Problem description: Go through the listing and pick out each line with the word "content" in it.

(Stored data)

------------

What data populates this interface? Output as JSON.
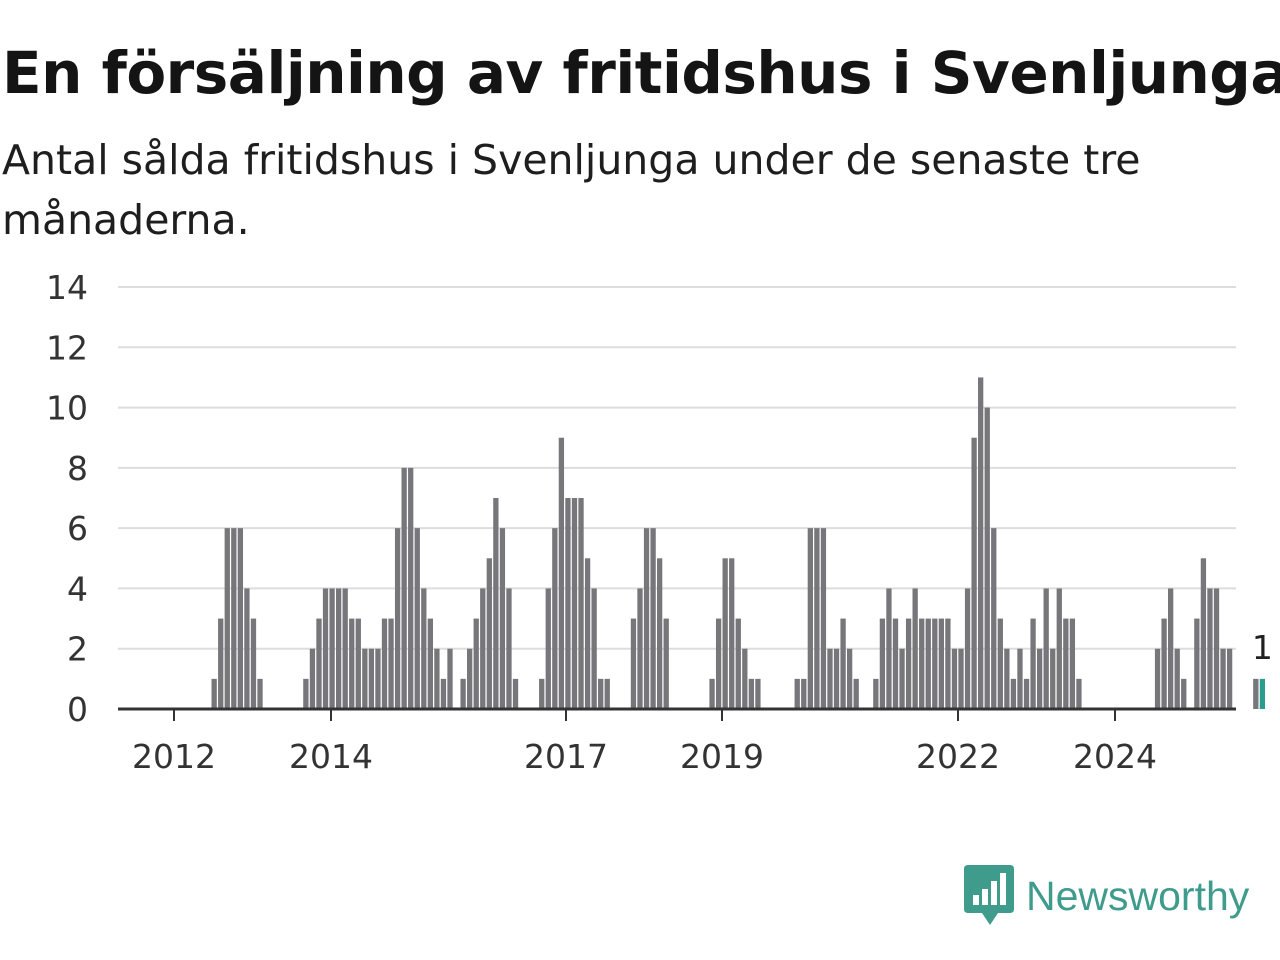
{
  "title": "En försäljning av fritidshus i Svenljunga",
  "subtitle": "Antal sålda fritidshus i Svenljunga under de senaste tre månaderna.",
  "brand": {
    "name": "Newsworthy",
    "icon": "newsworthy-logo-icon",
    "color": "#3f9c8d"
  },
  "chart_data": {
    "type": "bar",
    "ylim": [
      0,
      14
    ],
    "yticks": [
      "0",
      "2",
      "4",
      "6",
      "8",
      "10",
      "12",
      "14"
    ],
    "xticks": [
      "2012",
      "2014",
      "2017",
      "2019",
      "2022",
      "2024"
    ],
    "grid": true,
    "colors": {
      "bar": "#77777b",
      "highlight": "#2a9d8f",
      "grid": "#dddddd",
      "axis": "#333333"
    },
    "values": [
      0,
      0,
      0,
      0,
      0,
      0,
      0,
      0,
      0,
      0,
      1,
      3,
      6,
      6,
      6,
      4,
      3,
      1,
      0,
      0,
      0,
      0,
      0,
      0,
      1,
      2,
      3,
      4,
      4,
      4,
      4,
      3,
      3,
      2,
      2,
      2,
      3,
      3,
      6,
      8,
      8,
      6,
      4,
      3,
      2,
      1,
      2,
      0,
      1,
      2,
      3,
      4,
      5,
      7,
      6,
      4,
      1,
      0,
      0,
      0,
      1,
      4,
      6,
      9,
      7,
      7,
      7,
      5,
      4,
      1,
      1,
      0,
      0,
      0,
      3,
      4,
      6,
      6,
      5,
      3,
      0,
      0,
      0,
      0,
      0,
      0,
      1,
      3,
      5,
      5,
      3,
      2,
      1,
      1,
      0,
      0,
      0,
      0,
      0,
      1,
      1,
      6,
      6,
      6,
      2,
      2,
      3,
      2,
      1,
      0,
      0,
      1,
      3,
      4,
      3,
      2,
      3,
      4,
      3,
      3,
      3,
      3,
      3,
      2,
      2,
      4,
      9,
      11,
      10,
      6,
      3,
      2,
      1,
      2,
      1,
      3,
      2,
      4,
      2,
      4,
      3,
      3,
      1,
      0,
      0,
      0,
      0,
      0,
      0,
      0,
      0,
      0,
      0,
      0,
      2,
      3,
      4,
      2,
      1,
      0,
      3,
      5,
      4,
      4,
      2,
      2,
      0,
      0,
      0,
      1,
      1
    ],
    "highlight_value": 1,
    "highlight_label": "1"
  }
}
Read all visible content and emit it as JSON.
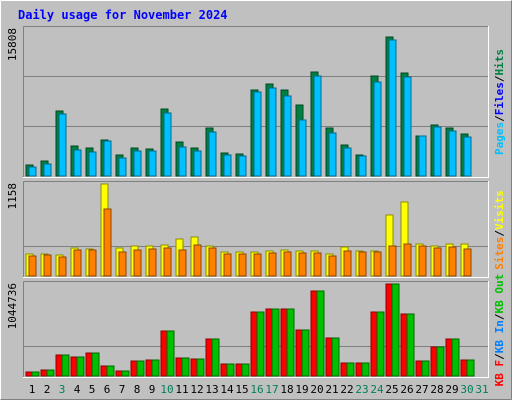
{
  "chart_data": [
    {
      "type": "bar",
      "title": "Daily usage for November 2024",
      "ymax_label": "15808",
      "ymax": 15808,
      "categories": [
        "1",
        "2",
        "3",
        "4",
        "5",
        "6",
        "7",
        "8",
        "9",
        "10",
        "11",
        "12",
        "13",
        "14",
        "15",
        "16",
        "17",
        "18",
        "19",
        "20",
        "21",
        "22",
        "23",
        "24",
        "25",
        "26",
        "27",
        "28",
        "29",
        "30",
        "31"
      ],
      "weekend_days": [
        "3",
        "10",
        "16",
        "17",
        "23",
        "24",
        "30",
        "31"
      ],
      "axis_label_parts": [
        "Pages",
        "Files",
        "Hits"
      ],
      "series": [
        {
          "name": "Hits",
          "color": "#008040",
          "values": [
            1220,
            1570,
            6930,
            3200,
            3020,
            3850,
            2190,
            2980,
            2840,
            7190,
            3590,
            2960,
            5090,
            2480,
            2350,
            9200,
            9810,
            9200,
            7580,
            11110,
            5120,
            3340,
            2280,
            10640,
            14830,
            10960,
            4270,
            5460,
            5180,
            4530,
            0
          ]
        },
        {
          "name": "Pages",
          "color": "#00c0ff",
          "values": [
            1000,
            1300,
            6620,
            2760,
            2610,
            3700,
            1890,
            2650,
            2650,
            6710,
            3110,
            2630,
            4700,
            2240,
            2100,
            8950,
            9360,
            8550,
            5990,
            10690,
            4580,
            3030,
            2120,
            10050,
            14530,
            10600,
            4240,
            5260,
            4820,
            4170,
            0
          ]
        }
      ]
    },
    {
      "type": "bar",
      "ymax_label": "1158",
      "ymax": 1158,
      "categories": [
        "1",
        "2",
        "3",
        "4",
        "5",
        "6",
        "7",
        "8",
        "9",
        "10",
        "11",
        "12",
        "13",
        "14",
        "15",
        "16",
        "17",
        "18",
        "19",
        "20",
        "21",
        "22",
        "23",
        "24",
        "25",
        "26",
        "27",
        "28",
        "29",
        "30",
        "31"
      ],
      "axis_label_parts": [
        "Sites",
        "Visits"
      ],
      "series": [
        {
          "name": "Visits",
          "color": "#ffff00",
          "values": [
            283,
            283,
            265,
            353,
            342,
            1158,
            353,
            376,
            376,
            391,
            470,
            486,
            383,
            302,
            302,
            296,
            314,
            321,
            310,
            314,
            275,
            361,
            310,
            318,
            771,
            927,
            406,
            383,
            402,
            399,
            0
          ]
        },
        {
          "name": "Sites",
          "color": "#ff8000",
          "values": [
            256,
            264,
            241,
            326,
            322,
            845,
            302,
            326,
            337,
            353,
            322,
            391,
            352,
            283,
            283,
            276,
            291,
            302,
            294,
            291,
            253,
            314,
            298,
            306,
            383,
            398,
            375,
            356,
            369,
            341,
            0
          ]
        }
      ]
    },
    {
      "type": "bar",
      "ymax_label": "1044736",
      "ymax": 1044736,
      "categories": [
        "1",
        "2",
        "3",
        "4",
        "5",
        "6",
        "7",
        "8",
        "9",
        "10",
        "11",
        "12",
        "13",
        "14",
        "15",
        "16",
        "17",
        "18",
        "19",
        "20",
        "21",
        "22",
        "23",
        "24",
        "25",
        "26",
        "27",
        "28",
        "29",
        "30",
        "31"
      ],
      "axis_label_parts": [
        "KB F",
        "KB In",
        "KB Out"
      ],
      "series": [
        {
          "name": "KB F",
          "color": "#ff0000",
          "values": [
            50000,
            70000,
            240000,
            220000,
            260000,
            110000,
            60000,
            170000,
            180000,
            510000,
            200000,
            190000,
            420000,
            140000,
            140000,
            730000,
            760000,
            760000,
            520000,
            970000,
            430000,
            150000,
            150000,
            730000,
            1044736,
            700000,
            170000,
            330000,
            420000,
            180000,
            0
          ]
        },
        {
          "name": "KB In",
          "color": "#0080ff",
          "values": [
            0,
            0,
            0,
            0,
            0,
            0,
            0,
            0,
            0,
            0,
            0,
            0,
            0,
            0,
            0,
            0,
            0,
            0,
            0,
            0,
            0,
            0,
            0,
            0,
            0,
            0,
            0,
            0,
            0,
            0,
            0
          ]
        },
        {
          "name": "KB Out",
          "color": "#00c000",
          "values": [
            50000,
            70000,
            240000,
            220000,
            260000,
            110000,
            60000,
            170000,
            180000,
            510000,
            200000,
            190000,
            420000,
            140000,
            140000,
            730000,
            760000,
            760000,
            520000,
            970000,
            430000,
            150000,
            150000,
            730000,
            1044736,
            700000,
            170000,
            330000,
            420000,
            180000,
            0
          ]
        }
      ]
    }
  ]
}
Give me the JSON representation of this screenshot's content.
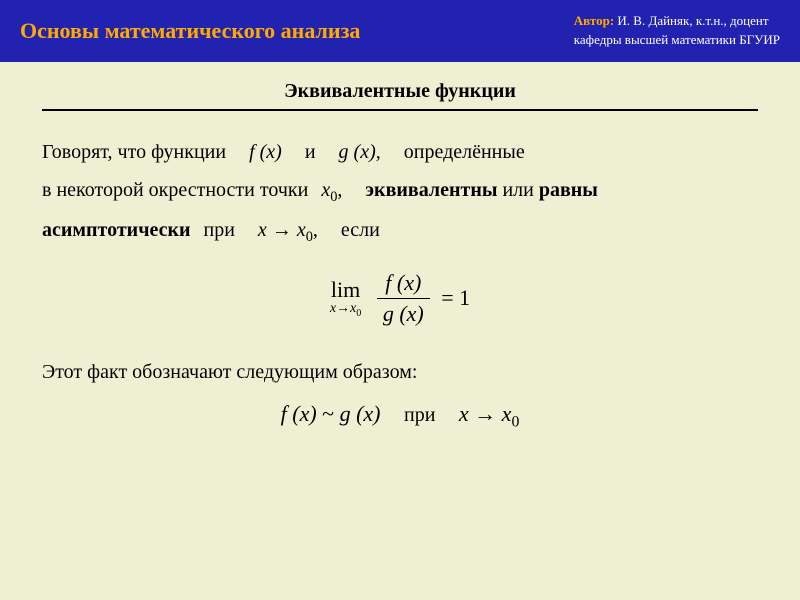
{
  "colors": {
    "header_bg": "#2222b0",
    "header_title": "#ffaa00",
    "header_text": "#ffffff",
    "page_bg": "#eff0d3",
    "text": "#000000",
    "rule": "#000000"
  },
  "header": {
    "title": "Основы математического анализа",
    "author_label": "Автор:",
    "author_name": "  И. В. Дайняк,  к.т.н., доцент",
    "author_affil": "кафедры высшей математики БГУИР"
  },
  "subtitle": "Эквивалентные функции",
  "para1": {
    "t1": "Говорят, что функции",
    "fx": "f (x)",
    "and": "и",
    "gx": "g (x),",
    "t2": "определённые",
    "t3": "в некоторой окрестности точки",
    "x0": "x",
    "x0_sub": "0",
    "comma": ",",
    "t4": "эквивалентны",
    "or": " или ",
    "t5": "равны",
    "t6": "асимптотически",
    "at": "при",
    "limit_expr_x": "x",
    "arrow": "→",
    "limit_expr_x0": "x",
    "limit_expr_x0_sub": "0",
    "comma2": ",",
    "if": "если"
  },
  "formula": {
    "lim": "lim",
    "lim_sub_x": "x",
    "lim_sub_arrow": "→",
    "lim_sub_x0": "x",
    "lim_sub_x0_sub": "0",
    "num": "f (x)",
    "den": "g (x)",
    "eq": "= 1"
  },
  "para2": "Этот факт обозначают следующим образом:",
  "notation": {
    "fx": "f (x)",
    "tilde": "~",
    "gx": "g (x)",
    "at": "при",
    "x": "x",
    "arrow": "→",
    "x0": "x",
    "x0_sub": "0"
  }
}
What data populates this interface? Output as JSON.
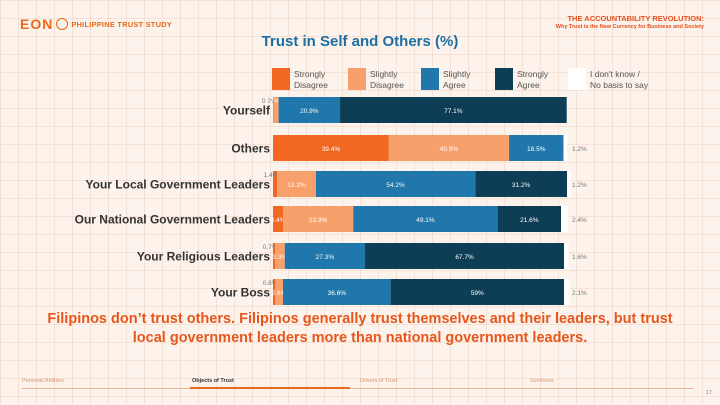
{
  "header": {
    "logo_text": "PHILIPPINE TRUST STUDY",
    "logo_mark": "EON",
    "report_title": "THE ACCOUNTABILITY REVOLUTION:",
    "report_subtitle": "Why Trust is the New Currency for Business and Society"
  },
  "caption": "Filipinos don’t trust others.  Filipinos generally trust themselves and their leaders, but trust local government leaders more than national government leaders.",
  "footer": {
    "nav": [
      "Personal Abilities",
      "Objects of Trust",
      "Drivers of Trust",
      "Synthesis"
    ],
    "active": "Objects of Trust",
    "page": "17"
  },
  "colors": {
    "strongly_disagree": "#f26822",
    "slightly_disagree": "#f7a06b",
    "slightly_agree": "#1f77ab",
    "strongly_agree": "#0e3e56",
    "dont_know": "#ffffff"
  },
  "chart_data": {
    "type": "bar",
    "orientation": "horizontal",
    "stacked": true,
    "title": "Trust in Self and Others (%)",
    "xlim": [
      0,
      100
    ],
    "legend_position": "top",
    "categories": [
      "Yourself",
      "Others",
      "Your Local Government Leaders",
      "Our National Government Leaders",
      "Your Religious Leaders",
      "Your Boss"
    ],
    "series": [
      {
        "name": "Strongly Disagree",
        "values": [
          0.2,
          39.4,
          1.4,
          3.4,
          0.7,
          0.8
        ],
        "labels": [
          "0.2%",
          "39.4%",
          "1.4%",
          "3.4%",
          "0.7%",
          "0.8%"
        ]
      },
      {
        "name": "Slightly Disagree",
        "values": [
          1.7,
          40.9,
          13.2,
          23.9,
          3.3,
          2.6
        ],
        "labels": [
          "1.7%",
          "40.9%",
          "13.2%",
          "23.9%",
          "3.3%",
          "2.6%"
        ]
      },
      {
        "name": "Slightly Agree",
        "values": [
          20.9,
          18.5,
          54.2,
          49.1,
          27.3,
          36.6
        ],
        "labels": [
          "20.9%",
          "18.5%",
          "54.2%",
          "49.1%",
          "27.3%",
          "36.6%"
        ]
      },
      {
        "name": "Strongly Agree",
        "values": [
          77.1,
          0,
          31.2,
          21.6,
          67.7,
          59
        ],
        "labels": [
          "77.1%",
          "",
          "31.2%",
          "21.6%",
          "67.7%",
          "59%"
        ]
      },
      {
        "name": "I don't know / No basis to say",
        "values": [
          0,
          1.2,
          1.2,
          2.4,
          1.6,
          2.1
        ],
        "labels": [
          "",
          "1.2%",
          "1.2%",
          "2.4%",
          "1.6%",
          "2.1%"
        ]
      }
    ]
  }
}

------------

Reply:
Read all visible content and emit it as JSON.
Give me the JSON representation of this screenshot's content.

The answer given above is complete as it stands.